_Supplied records_.
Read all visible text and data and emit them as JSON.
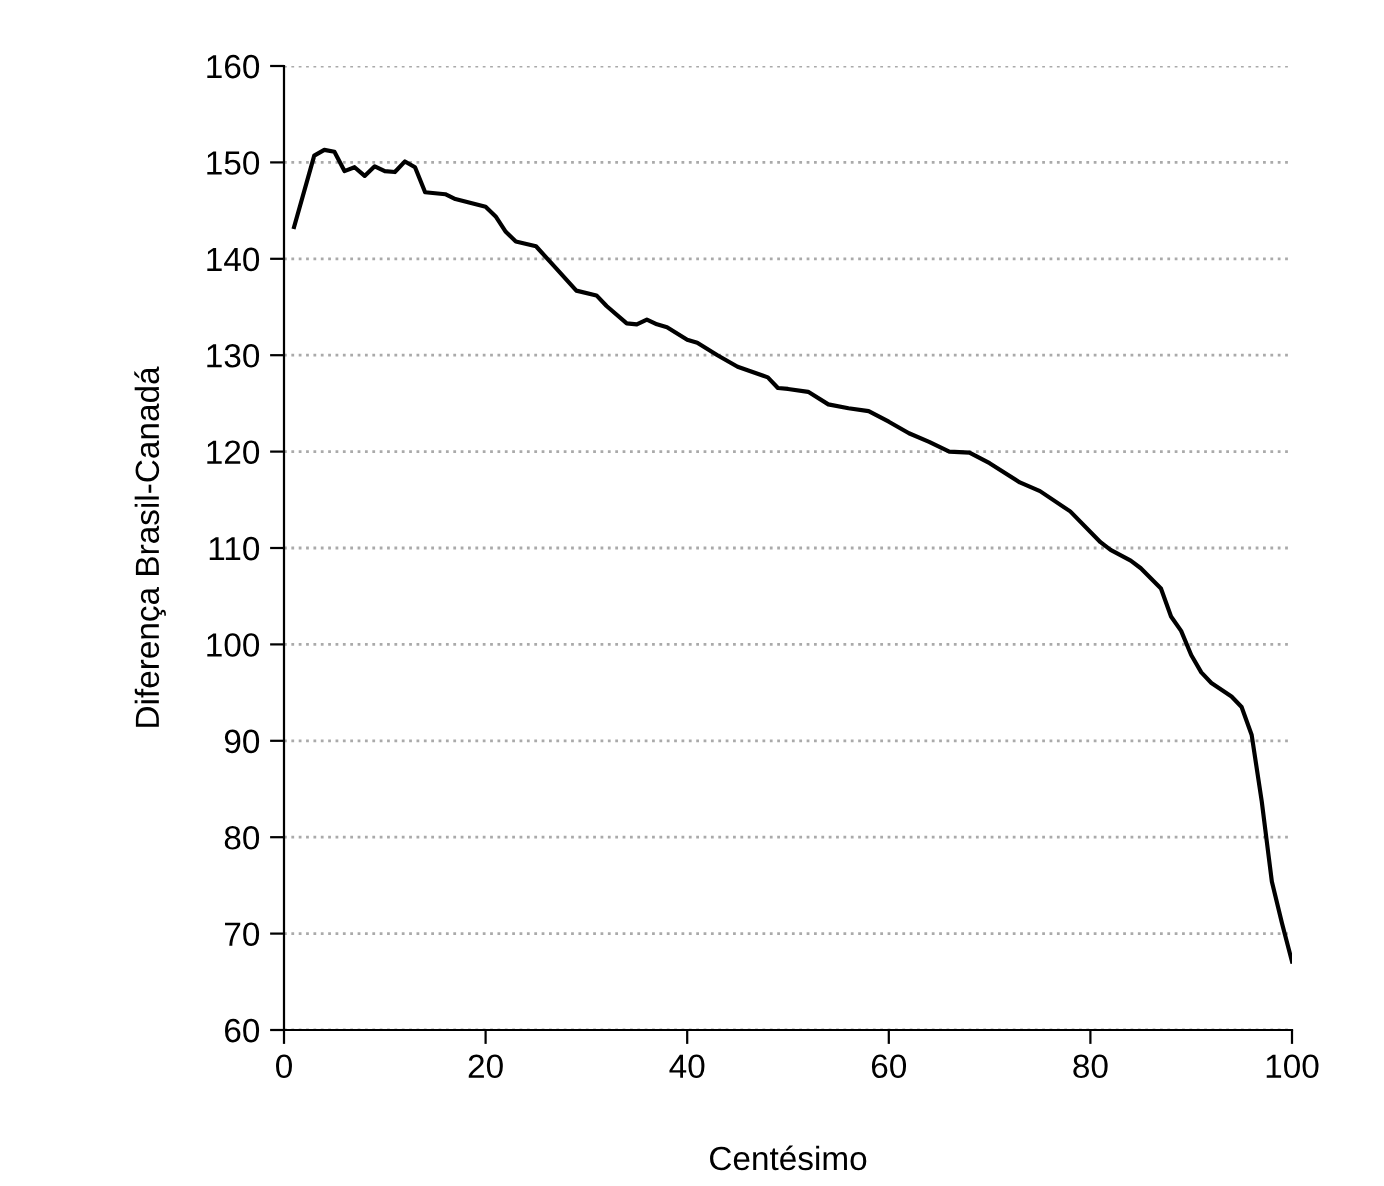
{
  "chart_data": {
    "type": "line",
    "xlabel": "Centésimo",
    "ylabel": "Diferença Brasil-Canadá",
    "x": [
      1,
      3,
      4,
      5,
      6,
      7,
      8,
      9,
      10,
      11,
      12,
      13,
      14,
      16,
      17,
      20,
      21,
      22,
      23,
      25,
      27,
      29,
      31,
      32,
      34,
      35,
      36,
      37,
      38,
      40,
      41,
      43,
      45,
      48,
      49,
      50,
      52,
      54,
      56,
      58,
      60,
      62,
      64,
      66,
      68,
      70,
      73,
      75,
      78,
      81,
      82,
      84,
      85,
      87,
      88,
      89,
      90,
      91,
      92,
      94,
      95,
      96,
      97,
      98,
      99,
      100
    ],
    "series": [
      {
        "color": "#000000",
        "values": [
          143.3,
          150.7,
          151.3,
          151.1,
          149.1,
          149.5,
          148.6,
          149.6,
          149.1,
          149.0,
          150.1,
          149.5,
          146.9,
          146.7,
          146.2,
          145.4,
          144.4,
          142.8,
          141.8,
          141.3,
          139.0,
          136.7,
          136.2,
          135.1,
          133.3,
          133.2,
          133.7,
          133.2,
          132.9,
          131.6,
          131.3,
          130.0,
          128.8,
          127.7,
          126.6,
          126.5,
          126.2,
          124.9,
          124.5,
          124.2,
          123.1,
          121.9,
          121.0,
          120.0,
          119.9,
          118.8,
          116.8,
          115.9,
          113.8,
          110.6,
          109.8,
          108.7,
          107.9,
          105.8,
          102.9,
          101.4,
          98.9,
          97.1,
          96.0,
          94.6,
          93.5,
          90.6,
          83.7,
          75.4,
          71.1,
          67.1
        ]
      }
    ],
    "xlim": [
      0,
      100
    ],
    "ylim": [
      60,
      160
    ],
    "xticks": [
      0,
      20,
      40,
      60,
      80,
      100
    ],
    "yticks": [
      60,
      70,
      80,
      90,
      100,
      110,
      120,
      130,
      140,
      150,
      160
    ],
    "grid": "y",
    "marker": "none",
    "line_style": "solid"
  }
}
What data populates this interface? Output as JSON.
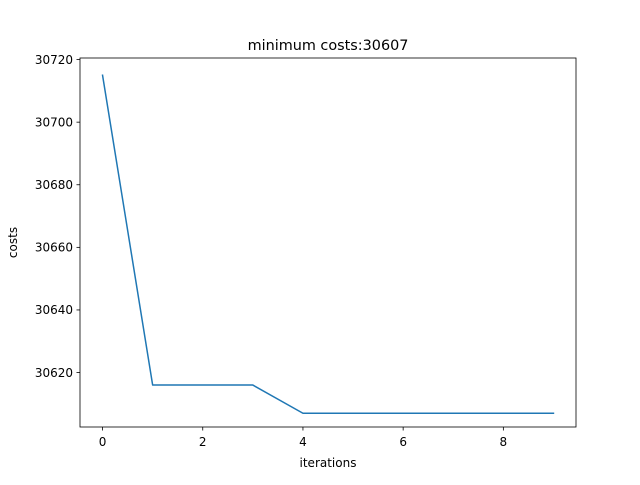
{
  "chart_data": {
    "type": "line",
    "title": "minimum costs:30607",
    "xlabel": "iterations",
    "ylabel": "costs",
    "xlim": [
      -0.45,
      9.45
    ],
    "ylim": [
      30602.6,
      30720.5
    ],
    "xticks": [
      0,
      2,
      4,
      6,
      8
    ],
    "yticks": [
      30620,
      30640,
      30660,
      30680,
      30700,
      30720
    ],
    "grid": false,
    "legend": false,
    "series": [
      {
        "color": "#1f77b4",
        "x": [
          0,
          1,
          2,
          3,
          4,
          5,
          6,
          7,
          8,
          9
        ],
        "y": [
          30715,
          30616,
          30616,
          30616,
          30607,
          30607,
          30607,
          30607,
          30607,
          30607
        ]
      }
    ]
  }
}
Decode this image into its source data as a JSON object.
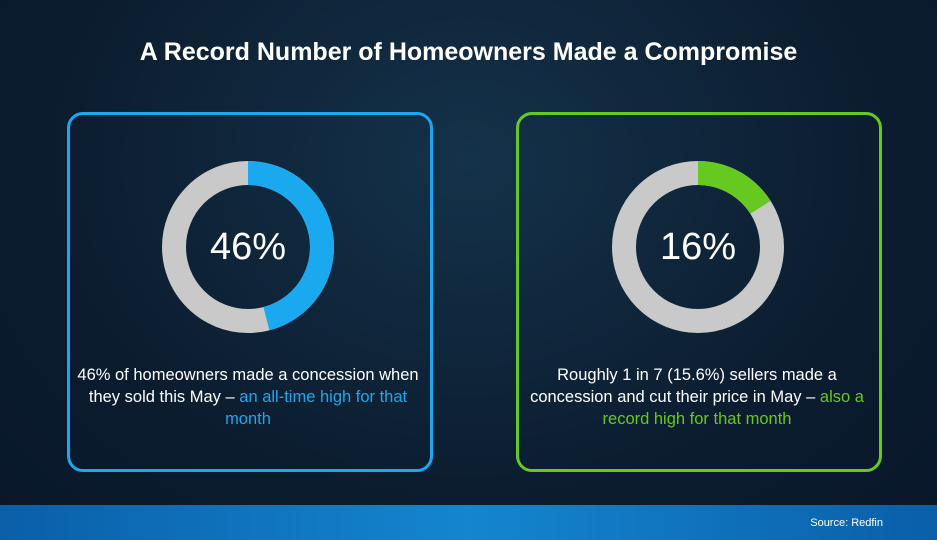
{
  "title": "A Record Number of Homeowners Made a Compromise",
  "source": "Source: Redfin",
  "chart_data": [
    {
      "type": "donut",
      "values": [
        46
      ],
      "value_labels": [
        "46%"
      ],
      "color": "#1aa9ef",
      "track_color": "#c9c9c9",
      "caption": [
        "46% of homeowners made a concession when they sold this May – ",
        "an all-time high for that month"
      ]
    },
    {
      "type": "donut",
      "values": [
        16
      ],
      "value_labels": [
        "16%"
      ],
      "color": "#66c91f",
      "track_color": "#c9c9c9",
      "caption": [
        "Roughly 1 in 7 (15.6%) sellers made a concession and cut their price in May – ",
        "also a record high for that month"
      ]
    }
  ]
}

_Instructions for the task_. With the pictures omitted, reproduce the records in full and exactly.

_Reply to the exercise_.
Read all visible text and data and emit them as JSON.
{
  "chart_data": {
    "type": "line",
    "xlabel": "Centésimo",
    "ylabel": "Diferença Brasil-Canadá",
    "x": [
      1,
      3,
      4,
      5,
      6,
      7,
      8,
      9,
      10,
      11,
      12,
      13,
      14,
      16,
      17,
      20,
      21,
      22,
      23,
      25,
      27,
      29,
      31,
      32,
      34,
      35,
      36,
      37,
      38,
      40,
      41,
      43,
      45,
      48,
      49,
      50,
      52,
      54,
      56,
      58,
      60,
      62,
      64,
      66,
      68,
      70,
      73,
      75,
      78,
      81,
      82,
      84,
      85,
      87,
      88,
      89,
      90,
      91,
      92,
      94,
      95,
      96,
      97,
      98,
      99,
      100
    ],
    "series": [
      {
        "color": "#000000",
        "values": [
          143.3,
          150.7,
          151.3,
          151.1,
          149.1,
          149.5,
          148.6,
          149.6,
          149.1,
          149.0,
          150.1,
          149.5,
          146.9,
          146.7,
          146.2,
          145.4,
          144.4,
          142.8,
          141.8,
          141.3,
          139.0,
          136.7,
          136.2,
          135.1,
          133.3,
          133.2,
          133.7,
          133.2,
          132.9,
          131.6,
          131.3,
          130.0,
          128.8,
          127.7,
          126.6,
          126.5,
          126.2,
          124.9,
          124.5,
          124.2,
          123.1,
          121.9,
          121.0,
          120.0,
          119.9,
          118.8,
          116.8,
          115.9,
          113.8,
          110.6,
          109.8,
          108.7,
          107.9,
          105.8,
          102.9,
          101.4,
          98.9,
          97.1,
          96.0,
          94.6,
          93.5,
          90.6,
          83.7,
          75.4,
          71.1,
          67.1
        ]
      }
    ],
    "xlim": [
      0,
      100
    ],
    "ylim": [
      60,
      160
    ],
    "xticks": [
      0,
      20,
      40,
      60,
      80,
      100
    ],
    "yticks": [
      60,
      70,
      80,
      90,
      100,
      110,
      120,
      130,
      140,
      150,
      160
    ],
    "grid": "y",
    "marker": "none",
    "line_style": "solid"
  }
}
What data populates this interface? Output as JSON.
{
  "chart_data": {
    "type": "line",
    "title": "minimum costs:30607",
    "xlabel": "iterations",
    "ylabel": "costs",
    "xlim": [
      -0.45,
      9.45
    ],
    "ylim": [
      30602.6,
      30720.5
    ],
    "xticks": [
      0,
      2,
      4,
      6,
      8
    ],
    "yticks": [
      30620,
      30640,
      30660,
      30680,
      30700,
      30720
    ],
    "grid": false,
    "legend": false,
    "series": [
      {
        "color": "#1f77b4",
        "x": [
          0,
          1,
          2,
          3,
          4,
          5,
          6,
          7,
          8,
          9
        ],
        "y": [
          30715,
          30616,
          30616,
          30616,
          30607,
          30607,
          30607,
          30607,
          30607,
          30607
        ]
      }
    ]
  }
}
Decode this image into its source data as a JSON object.
{
  "title": "A Record Number of Homeowners Made a Compromise",
  "source": "Source: Redfin",
  "chart_data": [
    {
      "type": "donut",
      "values": [
        46
      ],
      "value_labels": [
        "46%"
      ],
      "color": "#1aa9ef",
      "track_color": "#c9c9c9",
      "caption": [
        "46% of homeowners made a concession when they sold this May – ",
        "an all-time high for that month"
      ]
    },
    {
      "type": "donut",
      "values": [
        16
      ],
      "value_labels": [
        "16%"
      ],
      "color": "#66c91f",
      "track_color": "#c9c9c9",
      "caption": [
        "Roughly 1 in 7 (15.6%) sellers made a concession and cut their price in May – ",
        "also a record high for that month"
      ]
    }
  ]
}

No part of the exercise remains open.